Problem to solve:
Reproduce the listing below exactly, minus its pictures.

Information supplied:
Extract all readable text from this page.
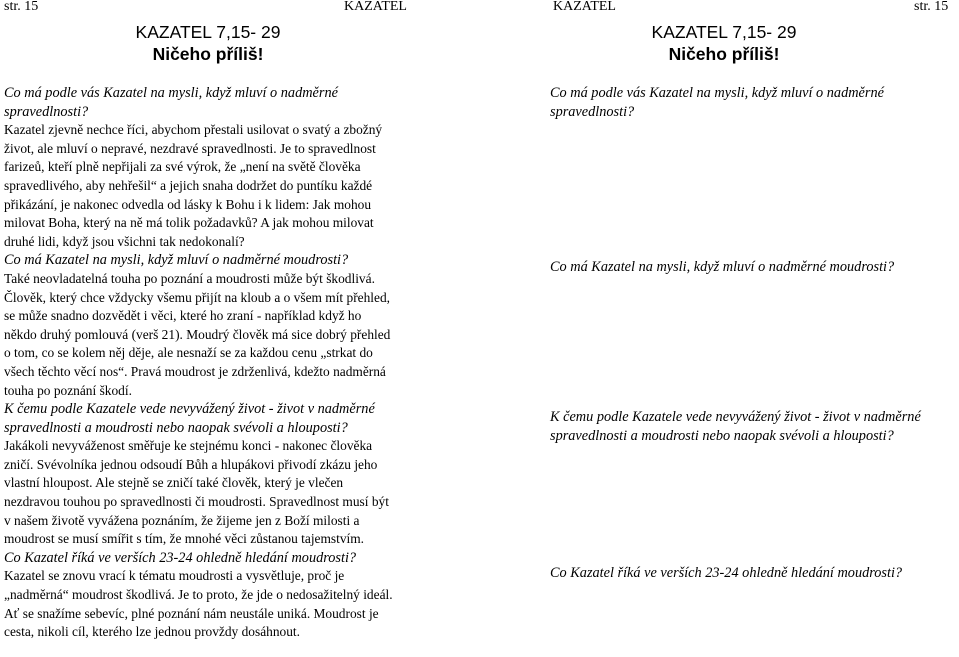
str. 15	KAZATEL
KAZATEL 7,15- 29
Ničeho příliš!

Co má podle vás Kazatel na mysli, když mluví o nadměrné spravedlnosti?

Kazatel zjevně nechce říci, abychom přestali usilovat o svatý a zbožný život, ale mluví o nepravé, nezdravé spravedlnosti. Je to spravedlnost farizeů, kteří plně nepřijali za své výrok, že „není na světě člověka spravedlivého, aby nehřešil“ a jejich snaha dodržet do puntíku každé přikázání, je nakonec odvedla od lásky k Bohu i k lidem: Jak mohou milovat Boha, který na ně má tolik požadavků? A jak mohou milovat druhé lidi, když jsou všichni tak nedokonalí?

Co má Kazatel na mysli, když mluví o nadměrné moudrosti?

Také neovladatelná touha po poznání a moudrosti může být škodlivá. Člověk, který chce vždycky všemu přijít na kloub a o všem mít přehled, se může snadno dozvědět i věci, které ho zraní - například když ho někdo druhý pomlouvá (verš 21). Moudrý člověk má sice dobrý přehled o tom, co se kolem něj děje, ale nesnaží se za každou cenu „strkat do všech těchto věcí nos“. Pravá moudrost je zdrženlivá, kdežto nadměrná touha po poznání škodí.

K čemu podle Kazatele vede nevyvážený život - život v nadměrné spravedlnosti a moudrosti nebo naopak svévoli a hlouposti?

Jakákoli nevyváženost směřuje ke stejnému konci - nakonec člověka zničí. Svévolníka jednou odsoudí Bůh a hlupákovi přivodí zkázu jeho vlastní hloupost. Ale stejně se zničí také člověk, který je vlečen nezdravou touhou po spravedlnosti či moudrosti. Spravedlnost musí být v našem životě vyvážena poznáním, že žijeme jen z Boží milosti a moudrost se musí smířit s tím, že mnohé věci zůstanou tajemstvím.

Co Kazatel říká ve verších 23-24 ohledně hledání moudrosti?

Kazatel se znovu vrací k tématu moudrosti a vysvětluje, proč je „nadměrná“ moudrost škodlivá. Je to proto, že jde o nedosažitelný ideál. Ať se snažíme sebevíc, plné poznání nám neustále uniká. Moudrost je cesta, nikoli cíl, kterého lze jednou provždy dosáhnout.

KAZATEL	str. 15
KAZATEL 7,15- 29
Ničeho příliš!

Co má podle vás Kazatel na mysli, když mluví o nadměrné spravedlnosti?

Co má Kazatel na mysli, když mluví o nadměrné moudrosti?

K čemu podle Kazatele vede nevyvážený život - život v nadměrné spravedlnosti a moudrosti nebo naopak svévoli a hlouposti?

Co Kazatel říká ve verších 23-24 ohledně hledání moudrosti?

Result of this exercise:
Extract all readable text from this page.
str. 15	KAZATEL
KAZATEL 7,15- 29
Ničeho příliš!

Co má podle vás Kazatel na mysli, když mluví o nadměrné spravedlnosti?

Kazatel zjevně nechce říci, abychom přestali usilovat o svatý a zbožný život, ale mluví o nepravé, nezdravé spravedlnosti. Je to spravedlnost farizeů, kteří plně nepřijali za své výrok, že „není na světě člověka spravedlivého, aby nehřešil“ a jejich snaha dodržet do puntíku každé přikázání, je nakonec odvedla od lásky k Bohu i k lidem: Jak mohou milovat Boha, který na ně má tolik požadavků? A jak mohou milovat druhé lidi, když jsou všichni tak nedokonalí?

Co má Kazatel na mysli, když mluví o nadměrné moudrosti?

Také neovladatelná touha po poznání a moudrosti může být škodlivá. Člověk, který chce vždycky všemu přijít na kloub a o všem mít přehled, se může snadno dozvědět i věci, které ho zraní - například když ho někdo druhý pomlouvá (verš 21). Moudrý člověk má sice dobrý přehled o tom, co se kolem něj děje, ale nesnaží se za každou cenu „strkat do všech těchto věcí nos“. Pravá moudrost je zdrženlivá, kdežto nadměrná touha po poznání škodí.

K čemu podle Kazatele vede nevyvážený život - život v nadměrné spravedlnosti a moudrosti nebo naopak svévoli a hlouposti?

Jakákoli nevyváženost směřuje ke stejnému konci - nakonec člověka zničí. Svévolníka jednou odsoudí Bůh a hlupákovi přivodí zkázu jeho vlastní hloupost. Ale stejně se zničí také člověk, který je vlečen nezdravou touhou po spravedlnosti či moudrosti. Spravedlnost musí být v našem životě vyvážena poznáním, že žijeme jen z Boží milosti a moudrost se musí smířit s tím, že mnohé věci zůstanou tajemstvím.

Co Kazatel říká ve verších 23-24 ohledně hledání moudrosti?

Kazatel se znovu vrací k tématu moudrosti a vysvětluje, proč je „nadměrná“ moudrost škodlivá. Je to proto, že jde o nedosažitelný ideál. Ať se snažíme sebevíc, plné poznání nám neustále uniká. Moudrost je cesta, nikoli cíl, kterého lze jednou provždy dosáhnout.

KAZATEL	str. 15
KAZATEL 7,15- 29
Ničeho příliš!

Co má podle vás Kazatel na mysli, když mluví o nadměrné spravedlnosti?

Co má Kazatel na mysli, když mluví o nadměrné moudrosti?

K čemu podle Kazatele vede nevyvážený život - život v nadměrné spravedlnosti a moudrosti nebo naopak svévoli a hlouposti?

Co Kazatel říká ve verších 23-24 ohledně hledání moudrosti?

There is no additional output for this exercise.